BEGIN Record excerpts

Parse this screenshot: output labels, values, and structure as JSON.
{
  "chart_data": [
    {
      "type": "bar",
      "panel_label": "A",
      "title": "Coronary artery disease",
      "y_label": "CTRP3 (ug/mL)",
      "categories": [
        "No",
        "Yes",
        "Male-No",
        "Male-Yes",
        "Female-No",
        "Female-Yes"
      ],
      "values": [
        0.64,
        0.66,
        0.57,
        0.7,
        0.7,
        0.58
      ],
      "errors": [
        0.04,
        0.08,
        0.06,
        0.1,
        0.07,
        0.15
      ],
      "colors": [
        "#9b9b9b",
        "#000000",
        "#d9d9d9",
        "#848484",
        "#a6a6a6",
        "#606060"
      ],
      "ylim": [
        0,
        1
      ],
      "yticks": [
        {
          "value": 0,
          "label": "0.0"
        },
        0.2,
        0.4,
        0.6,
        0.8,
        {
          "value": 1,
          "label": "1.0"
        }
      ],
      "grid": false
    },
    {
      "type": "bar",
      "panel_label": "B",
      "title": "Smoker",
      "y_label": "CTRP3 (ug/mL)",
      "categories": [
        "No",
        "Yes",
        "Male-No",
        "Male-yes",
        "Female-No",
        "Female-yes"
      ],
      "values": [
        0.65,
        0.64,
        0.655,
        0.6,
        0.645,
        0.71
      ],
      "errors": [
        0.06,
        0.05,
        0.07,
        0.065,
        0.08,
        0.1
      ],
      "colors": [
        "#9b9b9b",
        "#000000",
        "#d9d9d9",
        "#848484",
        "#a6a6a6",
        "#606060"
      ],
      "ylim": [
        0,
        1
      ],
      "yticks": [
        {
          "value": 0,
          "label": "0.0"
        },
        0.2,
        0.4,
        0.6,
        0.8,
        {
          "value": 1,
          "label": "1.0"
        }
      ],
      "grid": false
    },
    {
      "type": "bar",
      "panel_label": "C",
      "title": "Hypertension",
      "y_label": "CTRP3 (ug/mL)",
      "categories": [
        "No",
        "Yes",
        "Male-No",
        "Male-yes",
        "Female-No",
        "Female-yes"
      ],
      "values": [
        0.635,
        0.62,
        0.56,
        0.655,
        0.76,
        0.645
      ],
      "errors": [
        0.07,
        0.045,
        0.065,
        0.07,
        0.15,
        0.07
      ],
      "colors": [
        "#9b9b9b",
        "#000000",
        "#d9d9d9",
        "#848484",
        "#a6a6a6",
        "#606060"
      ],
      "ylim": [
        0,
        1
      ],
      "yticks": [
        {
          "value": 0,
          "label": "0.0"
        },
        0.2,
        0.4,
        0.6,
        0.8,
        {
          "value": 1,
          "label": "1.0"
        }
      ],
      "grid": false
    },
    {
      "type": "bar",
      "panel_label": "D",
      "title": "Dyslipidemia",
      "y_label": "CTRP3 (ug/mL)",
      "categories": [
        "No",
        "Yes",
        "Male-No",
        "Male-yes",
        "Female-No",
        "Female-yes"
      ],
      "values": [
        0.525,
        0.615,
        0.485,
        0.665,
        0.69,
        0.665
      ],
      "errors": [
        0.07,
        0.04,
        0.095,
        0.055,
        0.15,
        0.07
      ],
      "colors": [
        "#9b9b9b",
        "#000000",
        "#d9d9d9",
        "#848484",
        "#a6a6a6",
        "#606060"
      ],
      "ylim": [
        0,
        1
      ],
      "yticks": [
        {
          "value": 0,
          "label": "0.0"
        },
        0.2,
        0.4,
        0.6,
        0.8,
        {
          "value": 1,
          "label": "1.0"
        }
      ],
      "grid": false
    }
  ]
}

END Record excerpts

What this task involves
Copy every line of the material, please, keeping it exactly the same.

Finished task
Parse this screenshot: output labels, values, and structure as JSON.
{
  "chart_data": [
    {
      "type": "bar",
      "panel_label": "A",
      "title": "Coronary artery disease",
      "y_label": "CTRP3 (ug/mL)",
      "categories": [
        "No",
        "Yes",
        "Male-No",
        "Male-Yes",
        "Female-No",
        "Female-Yes"
      ],
      "values": [
        0.64,
        0.66,
        0.57,
        0.7,
        0.7,
        0.58
      ],
      "errors": [
        0.04,
        0.08,
        0.06,
        0.1,
        0.07,
        0.15
      ],
      "colors": [
        "#9b9b9b",
        "#000000",
        "#d9d9d9",
        "#848484",
        "#a6a6a6",
        "#606060"
      ],
      "ylim": [
        0,
        1
      ],
      "yticks": [
        {
          "value": 0,
          "label": "0.0"
        },
        0.2,
        0.4,
        0.6,
        0.8,
        {
          "value": 1,
          "label": "1.0"
        }
      ],
      "grid": false
    },
    {
      "type": "bar",
      "panel_label": "B",
      "title": "Smoker",
      "y_label": "CTRP3 (ug/mL)",
      "categories": [
        "No",
        "Yes",
        "Male-No",
        "Male-yes",
        "Female-No",
        "Female-yes"
      ],
      "values": [
        0.65,
        0.64,
        0.655,
        0.6,
        0.645,
        0.71
      ],
      "errors": [
        0.06,
        0.05,
        0.07,
        0.065,
        0.08,
        0.1
      ],
      "colors": [
        "#9b9b9b",
        "#000000",
        "#d9d9d9",
        "#848484",
        "#a6a6a6",
        "#606060"
      ],
      "ylim": [
        0,
        1
      ],
      "yticks": [
        {
          "value": 0,
          "label": "0.0"
        },
        0.2,
        0.4,
        0.6,
        0.8,
        {
          "value": 1,
          "label": "1.0"
        }
      ],
      "grid": false
    },
    {
      "type": "bar",
      "panel_label": "C",
      "title": "Hypertension",
      "y_label": "CTRP3 (ug/mL)",
      "categories": [
        "No",
        "Yes",
        "Male-No",
        "Male-yes",
        "Female-No",
        "Female-yes"
      ],
      "values": [
        0.635,
        0.62,
        0.56,
        0.655,
        0.76,
        0.645
      ],
      "errors": [
        0.07,
        0.045,
        0.065,
        0.07,
        0.15,
        0.07
      ],
      "colors": [
        "#9b9b9b",
        "#000000",
        "#d9d9d9",
        "#848484",
        "#a6a6a6",
        "#606060"
      ],
      "ylim": [
        0,
        1
      ],
      "yticks": [
        {
          "value": 0,
          "label": "0.0"
        },
        0.2,
        0.4,
        0.6,
        0.8,
        {
          "value": 1,
          "label": "1.0"
        }
      ],
      "grid": false
    },
    {
      "type": "bar",
      "panel_label": "D",
      "title": "Dyslipidemia",
      "y_label": "CTRP3 (ug/mL)",
      "categories": [
        "No",
        "Yes",
        "Male-No",
        "Male-yes",
        "Female-No",
        "Female-yes"
      ],
      "values": [
        0.525,
        0.615,
        0.485,
        0.665,
        0.69,
        0.665
      ],
      "errors": [
        0.07,
        0.04,
        0.095,
        0.055,
        0.15,
        0.07
      ],
      "colors": [
        "#9b9b9b",
        "#000000",
        "#d9d9d9",
        "#848484",
        "#a6a6a6",
        "#606060"
      ],
      "ylim": [
        0,
        1
      ],
      "yticks": [
        {
          "value": 0,
          "label": "0.0"
        },
        0.2,
        0.4,
        0.6,
        0.8,
        {
          "value": 1,
          "label": "1.0"
        }
      ],
      "grid": false
    }
  ]
}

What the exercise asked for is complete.